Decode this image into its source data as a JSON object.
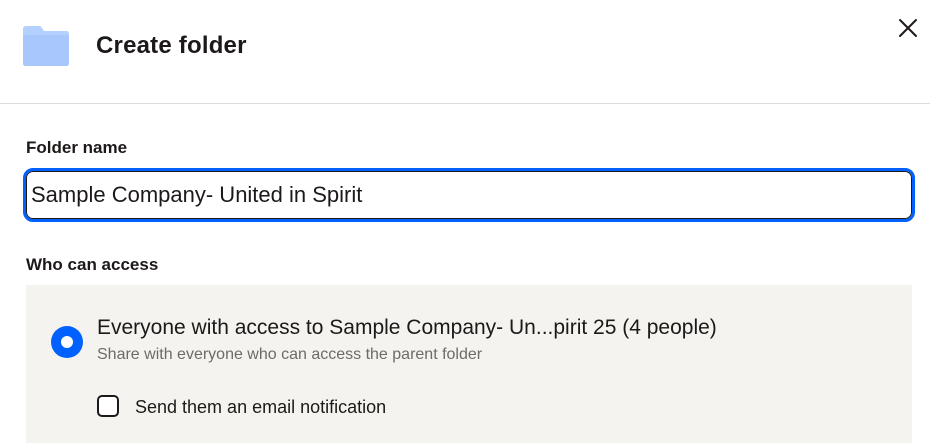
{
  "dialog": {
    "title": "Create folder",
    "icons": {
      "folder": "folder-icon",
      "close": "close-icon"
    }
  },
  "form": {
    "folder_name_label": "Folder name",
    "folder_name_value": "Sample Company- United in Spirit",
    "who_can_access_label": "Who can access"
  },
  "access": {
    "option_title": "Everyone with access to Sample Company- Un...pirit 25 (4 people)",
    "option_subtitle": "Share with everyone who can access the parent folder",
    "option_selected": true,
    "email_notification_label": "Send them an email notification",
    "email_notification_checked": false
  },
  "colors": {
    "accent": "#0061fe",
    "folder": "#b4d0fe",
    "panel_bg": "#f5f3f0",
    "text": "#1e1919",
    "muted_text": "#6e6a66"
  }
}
--
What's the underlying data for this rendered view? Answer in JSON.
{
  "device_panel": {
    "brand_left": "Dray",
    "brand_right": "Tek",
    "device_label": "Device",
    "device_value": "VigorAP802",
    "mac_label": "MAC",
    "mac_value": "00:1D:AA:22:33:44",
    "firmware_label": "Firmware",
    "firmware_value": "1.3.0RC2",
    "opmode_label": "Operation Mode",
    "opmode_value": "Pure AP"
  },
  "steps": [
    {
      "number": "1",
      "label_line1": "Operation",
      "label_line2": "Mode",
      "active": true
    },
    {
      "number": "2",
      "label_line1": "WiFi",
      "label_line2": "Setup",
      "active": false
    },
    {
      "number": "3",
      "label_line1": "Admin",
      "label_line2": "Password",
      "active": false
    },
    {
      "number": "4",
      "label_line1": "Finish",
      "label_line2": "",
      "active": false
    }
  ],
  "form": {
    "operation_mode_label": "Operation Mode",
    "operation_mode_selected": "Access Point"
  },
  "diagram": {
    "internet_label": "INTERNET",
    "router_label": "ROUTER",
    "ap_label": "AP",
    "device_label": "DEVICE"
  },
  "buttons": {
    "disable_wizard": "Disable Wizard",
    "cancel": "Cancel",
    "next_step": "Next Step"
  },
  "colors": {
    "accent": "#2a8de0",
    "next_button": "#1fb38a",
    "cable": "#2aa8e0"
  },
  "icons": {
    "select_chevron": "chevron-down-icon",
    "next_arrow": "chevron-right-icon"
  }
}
---
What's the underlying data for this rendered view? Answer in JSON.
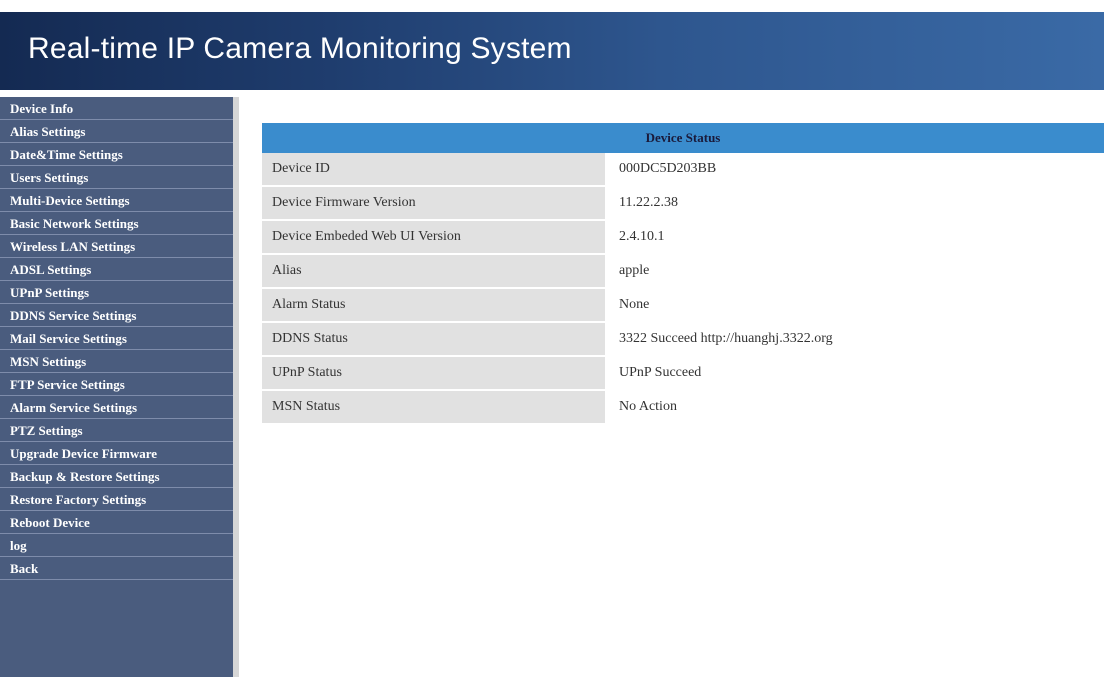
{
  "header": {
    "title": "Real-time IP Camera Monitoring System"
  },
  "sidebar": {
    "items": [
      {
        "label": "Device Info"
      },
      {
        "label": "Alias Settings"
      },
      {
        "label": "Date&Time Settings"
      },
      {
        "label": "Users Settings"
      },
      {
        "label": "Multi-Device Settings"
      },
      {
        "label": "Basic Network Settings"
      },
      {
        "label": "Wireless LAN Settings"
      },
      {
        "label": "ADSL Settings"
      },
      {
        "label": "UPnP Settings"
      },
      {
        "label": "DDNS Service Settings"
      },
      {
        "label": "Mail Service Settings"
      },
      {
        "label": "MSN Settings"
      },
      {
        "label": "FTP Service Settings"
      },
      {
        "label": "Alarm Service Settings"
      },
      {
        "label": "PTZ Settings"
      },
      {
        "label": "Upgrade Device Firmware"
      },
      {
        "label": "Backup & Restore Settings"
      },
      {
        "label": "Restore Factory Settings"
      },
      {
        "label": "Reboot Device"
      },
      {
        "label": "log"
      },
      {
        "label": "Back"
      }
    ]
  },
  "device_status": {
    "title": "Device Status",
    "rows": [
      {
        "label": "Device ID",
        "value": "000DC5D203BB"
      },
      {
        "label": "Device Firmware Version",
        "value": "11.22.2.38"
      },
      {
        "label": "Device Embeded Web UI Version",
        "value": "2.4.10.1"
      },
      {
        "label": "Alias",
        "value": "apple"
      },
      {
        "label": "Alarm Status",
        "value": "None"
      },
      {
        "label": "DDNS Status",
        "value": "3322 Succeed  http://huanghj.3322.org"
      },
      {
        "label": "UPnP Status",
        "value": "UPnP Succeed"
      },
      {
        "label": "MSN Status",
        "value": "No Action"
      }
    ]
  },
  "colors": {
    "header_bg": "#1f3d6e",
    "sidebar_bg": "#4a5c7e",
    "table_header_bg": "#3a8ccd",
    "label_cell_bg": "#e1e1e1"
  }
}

» **TASK TO CARRY OUT**: Using the entries above, return each line that includes the word "Service".

» **TASK OUTPUT**:
        "label": "DDNS Service Settings"
        "label": "Mail Service Settings"
        "label": "FTP Service Settings"
        "label": "Alarm Service Settings"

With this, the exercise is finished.